• [What to do]: Search the data below for "holatdagi"; list each line that holds it.

--- Begin ---

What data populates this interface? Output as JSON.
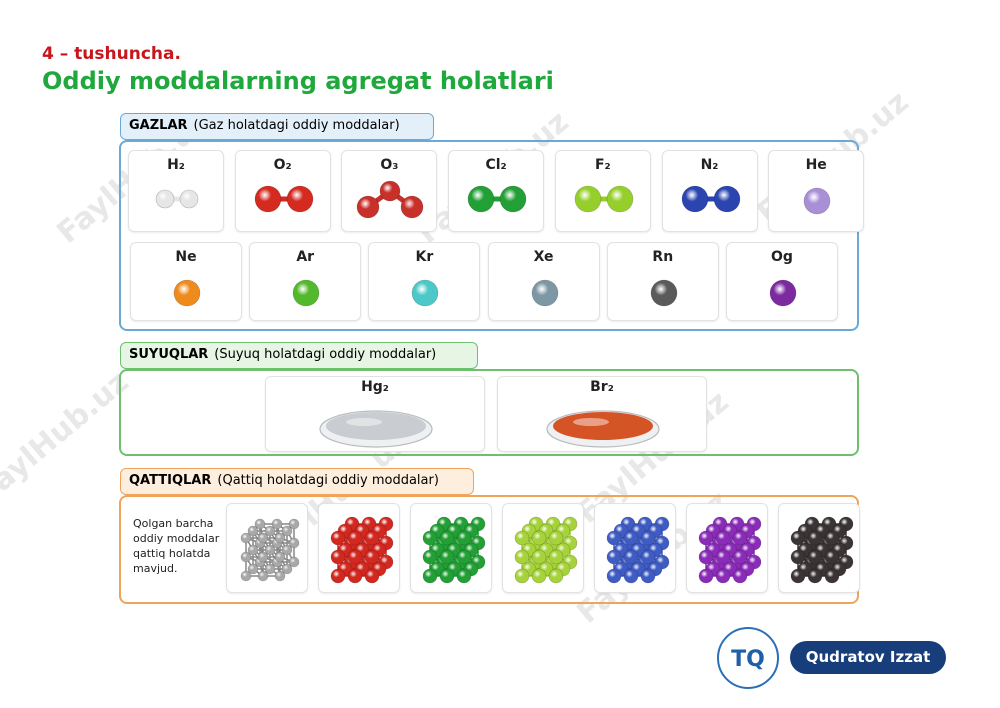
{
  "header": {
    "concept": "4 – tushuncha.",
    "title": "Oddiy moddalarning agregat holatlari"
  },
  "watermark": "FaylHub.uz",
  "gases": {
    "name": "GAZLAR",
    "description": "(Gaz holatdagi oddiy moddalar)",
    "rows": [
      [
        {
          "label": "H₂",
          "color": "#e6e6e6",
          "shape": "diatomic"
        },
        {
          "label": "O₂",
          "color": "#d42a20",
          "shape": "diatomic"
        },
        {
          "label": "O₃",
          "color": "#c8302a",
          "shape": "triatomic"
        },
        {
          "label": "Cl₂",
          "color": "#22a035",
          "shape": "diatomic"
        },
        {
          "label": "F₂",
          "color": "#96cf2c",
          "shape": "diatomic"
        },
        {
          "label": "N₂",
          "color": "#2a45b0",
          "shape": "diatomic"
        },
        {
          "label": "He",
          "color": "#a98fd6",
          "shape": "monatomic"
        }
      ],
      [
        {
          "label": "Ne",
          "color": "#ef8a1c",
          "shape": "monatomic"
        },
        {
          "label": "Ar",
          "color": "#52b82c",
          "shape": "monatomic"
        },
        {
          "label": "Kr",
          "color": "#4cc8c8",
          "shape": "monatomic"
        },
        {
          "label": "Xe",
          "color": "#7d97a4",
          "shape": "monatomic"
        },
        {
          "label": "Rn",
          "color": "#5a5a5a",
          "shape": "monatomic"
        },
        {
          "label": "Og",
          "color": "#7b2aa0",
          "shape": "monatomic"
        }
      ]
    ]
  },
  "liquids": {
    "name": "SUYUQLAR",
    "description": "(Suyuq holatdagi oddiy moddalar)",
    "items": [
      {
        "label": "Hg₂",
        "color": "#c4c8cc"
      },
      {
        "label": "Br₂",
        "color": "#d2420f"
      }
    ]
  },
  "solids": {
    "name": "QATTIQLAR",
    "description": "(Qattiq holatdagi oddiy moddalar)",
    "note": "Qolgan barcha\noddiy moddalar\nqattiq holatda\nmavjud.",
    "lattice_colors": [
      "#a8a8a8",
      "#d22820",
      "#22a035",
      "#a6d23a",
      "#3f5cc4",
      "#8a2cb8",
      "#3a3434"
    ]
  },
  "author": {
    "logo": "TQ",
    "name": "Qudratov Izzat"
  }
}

--- End ---

• [Problem solution]:
    "description": "(Gaz holatdagi oddiy moddalar)",
    "description": "(Suyuq holatdagi oddiy moddalar)",
    "description": "(Qattiq holatdagi oddiy moddalar)",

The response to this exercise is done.